## PROBLEM DETAILS
Copy out the records below, swapping every "Ongame" for "iPoker" and changing nothing else.

## DATA SUPPLIED
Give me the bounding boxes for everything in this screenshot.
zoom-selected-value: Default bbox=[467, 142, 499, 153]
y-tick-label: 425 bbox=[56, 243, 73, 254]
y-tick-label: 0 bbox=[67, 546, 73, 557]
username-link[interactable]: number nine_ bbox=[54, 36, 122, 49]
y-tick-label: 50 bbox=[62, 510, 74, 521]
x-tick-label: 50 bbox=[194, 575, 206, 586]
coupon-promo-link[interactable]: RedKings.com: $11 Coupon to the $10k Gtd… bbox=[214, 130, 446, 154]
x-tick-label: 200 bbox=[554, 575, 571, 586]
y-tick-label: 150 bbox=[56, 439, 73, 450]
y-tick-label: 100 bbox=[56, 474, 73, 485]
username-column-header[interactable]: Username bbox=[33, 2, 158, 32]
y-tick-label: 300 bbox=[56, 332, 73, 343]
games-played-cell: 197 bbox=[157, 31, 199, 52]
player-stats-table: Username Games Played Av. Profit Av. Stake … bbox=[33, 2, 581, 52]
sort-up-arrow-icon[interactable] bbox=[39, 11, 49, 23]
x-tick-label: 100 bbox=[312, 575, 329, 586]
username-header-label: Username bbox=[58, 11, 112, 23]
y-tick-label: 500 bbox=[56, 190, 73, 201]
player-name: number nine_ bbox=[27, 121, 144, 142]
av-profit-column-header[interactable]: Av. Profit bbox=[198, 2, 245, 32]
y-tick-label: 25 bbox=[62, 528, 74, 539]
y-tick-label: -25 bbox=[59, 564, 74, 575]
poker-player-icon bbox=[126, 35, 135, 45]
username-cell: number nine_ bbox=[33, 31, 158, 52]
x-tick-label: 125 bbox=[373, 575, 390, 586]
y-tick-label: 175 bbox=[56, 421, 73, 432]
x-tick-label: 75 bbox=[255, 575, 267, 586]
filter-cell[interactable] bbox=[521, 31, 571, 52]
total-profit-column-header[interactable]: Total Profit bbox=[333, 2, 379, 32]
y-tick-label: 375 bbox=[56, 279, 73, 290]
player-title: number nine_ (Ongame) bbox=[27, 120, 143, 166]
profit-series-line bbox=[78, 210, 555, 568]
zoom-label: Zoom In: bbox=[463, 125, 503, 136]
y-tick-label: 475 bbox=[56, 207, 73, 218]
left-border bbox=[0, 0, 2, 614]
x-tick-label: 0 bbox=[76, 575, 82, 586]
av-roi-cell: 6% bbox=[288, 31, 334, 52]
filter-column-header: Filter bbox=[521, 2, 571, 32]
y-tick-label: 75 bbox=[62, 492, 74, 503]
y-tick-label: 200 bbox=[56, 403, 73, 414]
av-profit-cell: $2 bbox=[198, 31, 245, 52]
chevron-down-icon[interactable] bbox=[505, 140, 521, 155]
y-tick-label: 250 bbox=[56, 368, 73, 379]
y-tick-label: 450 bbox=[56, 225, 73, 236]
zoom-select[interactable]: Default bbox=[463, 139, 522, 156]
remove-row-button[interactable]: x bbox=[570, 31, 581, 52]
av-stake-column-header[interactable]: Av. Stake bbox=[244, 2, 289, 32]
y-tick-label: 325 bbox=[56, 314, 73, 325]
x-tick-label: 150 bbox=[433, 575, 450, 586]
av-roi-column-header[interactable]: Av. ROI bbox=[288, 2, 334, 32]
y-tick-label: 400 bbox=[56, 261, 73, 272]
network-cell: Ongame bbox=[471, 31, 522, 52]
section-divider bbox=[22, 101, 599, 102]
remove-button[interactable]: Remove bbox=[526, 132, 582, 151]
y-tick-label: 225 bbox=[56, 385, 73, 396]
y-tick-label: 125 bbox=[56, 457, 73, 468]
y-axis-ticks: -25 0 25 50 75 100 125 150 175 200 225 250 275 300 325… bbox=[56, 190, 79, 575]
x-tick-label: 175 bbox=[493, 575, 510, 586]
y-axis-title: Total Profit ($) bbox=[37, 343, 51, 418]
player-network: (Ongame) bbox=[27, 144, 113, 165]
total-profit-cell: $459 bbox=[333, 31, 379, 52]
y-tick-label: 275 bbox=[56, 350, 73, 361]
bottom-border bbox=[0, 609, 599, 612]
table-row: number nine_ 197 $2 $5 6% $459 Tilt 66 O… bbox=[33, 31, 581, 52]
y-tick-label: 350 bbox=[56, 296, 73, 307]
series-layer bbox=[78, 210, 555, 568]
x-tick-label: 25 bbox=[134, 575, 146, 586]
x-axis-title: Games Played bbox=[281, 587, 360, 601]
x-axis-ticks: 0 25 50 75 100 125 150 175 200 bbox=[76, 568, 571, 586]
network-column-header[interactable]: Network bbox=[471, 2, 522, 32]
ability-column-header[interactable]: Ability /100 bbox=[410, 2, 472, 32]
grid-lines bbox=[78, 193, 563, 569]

## OUTPUT OF THE EXERCISE
Give me the bounding boxes for everything in this screenshot.
zoom-selected-value: Default bbox=[467, 142, 499, 153]
y-tick-label: 425 bbox=[56, 243, 73, 254]
y-tick-label: 0 bbox=[67, 546, 73, 557]
username-link[interactable]: number nine_ bbox=[54, 36, 122, 49]
y-tick-label: 50 bbox=[62, 510, 74, 521]
x-tick-label: 50 bbox=[194, 575, 206, 586]
coupon-promo-link[interactable]: RedKings.com: $11 Coupon to the $10k Gtd… bbox=[214, 130, 446, 154]
x-tick-label: 200 bbox=[554, 575, 571, 586]
y-tick-label: 150 bbox=[56, 439, 73, 450]
y-tick-label: 100 bbox=[56, 474, 73, 485]
username-column-header[interactable]: Username bbox=[33, 2, 158, 32]
y-tick-label: 300 bbox=[56, 332, 73, 343]
games-played-cell: 197 bbox=[157, 31, 199, 52]
player-stats-table: Username Games Played Av. Profit Av. Stake … bbox=[33, 2, 581, 52]
sort-up-arrow-icon[interactable] bbox=[39, 11, 49, 23]
x-tick-label: 100 bbox=[312, 575, 329, 586]
username-header-label: Username bbox=[58, 11, 112, 23]
y-tick-label: 500 bbox=[56, 190, 73, 201]
player-name: number nine_ bbox=[27, 121, 144, 142]
av-profit-column-header[interactable]: Av. Profit bbox=[198, 2, 245, 32]
y-tick-label: 25 bbox=[62, 528, 74, 539]
y-tick-label: -25 bbox=[59, 564, 74, 575]
poker-player-icon bbox=[126, 35, 135, 45]
username-cell: number nine_ bbox=[33, 31, 158, 52]
x-tick-label: 125 bbox=[373, 575, 390, 586]
y-tick-label: 175 bbox=[56, 421, 73, 432]
x-tick-label: 75 bbox=[255, 575, 267, 586]
filter-cell[interactable] bbox=[521, 31, 571, 52]
total-profit-column-header[interactable]: Total Profit bbox=[333, 2, 379, 32]
y-tick-label: 375 bbox=[56, 279, 73, 290]
player-title: number nine_ (iPoker) bbox=[27, 120, 143, 166]
profit-series-line bbox=[78, 210, 555, 568]
zoom-label: Zoom In: bbox=[463, 125, 503, 136]
y-tick-label: 475 bbox=[56, 207, 73, 218]
left-border bbox=[0, 0, 2, 614]
x-tick-label: 0 bbox=[76, 575, 82, 586]
av-roi-cell: 6% bbox=[288, 31, 334, 52]
filter-column-header: Filter bbox=[521, 2, 571, 32]
y-tick-label: 75 bbox=[62, 492, 74, 503]
y-tick-label: 200 bbox=[56, 403, 73, 414]
av-profit-cell: $2 bbox=[198, 31, 245, 52]
chevron-down-icon[interactable] bbox=[505, 140, 521, 155]
y-tick-label: 250 bbox=[56, 368, 73, 379]
y-tick-label: 450 bbox=[56, 225, 73, 236]
zoom-select[interactable]: Default bbox=[463, 139, 522, 156]
remove-row-button[interactable]: x bbox=[570, 31, 581, 52]
av-stake-column-header[interactable]: Av. Stake bbox=[244, 2, 289, 32]
y-tick-label: 325 bbox=[56, 314, 73, 325]
x-tick-label: 150 bbox=[433, 575, 450, 586]
av-roi-column-header[interactable]: Av. ROI bbox=[288, 2, 334, 32]
y-tick-label: 400 bbox=[56, 261, 73, 272]
network-cell: iPoker bbox=[471, 31, 522, 52]
section-divider bbox=[22, 101, 599, 102]
remove-button[interactable]: Remove bbox=[526, 132, 582, 151]
y-tick-label: 225 bbox=[56, 385, 73, 396]
y-tick-label: 125 bbox=[56, 457, 73, 468]
y-axis-ticks: -25 0 25 50 75 100 125 150 175 200 225 250 275 300 325… bbox=[56, 190, 79, 575]
x-tick-label: 175 bbox=[493, 575, 510, 586]
y-axis-title: Total Profit ($) bbox=[37, 343, 51, 418]
player-network: (iPoker) bbox=[27, 144, 113, 165]
total-profit-cell: $459 bbox=[333, 31, 379, 52]
y-tick-label: 275 bbox=[56, 350, 73, 361]
bottom-border bbox=[0, 609, 599, 612]
table-row: number nine_ 197 $2 $5 6% $459 Tilt 66 O… bbox=[33, 31, 581, 52]
y-tick-label: 350 bbox=[56, 296, 73, 307]
series-layer bbox=[78, 210, 555, 568]
x-tick-label: 25 bbox=[134, 575, 146, 586]
x-axis-title: Games Played bbox=[281, 587, 360, 601]
x-axis-ticks: 0 25 50 75 100 125 150 175 200 bbox=[76, 568, 571, 586]
network-column-header[interactable]: Network bbox=[471, 2, 522, 32]
ability-column-header[interactable]: Ability /100 bbox=[410, 2, 472, 32]
grid-lines bbox=[78, 193, 563, 569]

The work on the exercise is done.